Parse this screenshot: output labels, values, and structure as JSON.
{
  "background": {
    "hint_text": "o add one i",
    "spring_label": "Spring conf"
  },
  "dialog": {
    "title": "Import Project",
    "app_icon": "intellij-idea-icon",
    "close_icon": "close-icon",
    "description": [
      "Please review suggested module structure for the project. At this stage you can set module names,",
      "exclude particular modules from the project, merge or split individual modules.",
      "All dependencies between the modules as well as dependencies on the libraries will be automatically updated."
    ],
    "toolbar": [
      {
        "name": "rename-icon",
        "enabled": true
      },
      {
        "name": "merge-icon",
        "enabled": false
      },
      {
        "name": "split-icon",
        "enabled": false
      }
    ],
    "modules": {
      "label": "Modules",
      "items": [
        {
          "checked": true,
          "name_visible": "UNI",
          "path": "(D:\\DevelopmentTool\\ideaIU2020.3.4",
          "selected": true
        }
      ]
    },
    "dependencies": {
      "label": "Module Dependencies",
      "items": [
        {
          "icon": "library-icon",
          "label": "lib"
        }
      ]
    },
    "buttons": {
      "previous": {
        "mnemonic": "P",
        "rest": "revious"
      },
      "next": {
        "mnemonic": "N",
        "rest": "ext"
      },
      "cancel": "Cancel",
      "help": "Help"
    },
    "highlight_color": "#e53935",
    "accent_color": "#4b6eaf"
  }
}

+---+

● WHAT YOU WILL DO:
Your task is to reproduce the whole listing exactly.

● SOLUTION BELOW:
Parse this screenshot: output labels, values, and structure as JSON.
{
  "background": {
    "hint_text": "o add one i",
    "spring_label": "Spring conf"
  },
  "dialog": {
    "title": "Import Project",
    "app_icon": "intellij-idea-icon",
    "close_icon": "close-icon",
    "description": [
      "Please review suggested module structure for the project. At this stage you can set module names,",
      "exclude particular modules from the project, merge or split individual modules.",
      "All dependencies between the modules as well as dependencies on the libraries will be automatically updated."
    ],
    "toolbar": [
      {
        "name": "rename-icon",
        "enabled": true
      },
      {
        "name": "merge-icon",
        "enabled": false
      },
      {
        "name": "split-icon",
        "enabled": false
      }
    ],
    "modules": {
      "label": "Modules",
      "items": [
        {
          "checked": true,
          "name_visible": "UNI",
          "path": "(D:\\DevelopmentTool\\ideaIU2020.3.4",
          "selected": true
        }
      ]
    },
    "dependencies": {
      "label": "Module Dependencies",
      "items": [
        {
          "icon": "library-icon",
          "label": "lib"
        }
      ]
    },
    "buttons": {
      "previous": {
        "mnemonic": "P",
        "rest": "revious"
      },
      "next": {
        "mnemonic": "N",
        "rest": "ext"
      },
      "cancel": "Cancel",
      "help": "Help"
    },
    "highlight_color": "#e53935",
    "accent_color": "#4b6eaf"
  }
}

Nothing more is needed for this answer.